Aim: Using the records provided below, locate and copy each line that contains the word "Therefore".

Stored items from a collection

━━━━━━━━

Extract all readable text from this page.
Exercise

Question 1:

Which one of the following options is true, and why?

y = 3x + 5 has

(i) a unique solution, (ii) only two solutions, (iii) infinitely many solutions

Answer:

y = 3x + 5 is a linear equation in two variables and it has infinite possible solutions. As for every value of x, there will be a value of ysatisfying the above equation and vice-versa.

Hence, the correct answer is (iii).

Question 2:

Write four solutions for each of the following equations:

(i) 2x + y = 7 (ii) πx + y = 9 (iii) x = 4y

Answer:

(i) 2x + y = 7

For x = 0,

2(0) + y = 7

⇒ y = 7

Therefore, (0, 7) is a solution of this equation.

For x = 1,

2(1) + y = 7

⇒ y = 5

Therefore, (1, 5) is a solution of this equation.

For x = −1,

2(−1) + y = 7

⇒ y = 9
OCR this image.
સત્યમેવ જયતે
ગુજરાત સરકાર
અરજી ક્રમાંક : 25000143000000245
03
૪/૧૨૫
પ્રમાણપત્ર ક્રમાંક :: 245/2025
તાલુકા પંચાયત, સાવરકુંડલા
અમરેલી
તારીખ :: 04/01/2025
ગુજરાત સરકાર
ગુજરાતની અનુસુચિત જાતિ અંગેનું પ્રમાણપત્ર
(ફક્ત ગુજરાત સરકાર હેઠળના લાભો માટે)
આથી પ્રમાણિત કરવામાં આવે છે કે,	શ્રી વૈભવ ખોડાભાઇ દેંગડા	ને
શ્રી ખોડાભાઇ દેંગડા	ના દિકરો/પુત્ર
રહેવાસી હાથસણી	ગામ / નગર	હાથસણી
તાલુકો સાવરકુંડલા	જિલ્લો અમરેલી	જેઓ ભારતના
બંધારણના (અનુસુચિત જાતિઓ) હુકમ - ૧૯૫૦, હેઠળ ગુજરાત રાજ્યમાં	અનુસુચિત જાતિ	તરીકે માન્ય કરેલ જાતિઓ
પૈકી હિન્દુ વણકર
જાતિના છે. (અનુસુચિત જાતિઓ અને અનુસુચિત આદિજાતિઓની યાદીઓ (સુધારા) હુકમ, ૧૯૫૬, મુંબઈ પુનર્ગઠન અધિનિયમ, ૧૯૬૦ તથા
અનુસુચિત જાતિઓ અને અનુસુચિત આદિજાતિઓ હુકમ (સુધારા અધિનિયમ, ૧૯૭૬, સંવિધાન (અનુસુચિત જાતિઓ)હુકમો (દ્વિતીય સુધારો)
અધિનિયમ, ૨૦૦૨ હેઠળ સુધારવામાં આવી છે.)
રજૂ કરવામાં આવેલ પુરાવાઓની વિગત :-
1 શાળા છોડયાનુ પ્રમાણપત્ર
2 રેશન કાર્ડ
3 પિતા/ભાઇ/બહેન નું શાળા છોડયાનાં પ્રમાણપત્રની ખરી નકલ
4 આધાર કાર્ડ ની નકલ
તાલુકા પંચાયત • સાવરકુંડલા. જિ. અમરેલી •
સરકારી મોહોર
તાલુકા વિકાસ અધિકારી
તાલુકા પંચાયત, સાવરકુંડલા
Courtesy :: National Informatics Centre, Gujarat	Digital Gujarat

━━━━━━━━

Task result:
Therefore, (0, 7) is a solution of this equation.
Therefore, (1, 5) is a solution of this equation.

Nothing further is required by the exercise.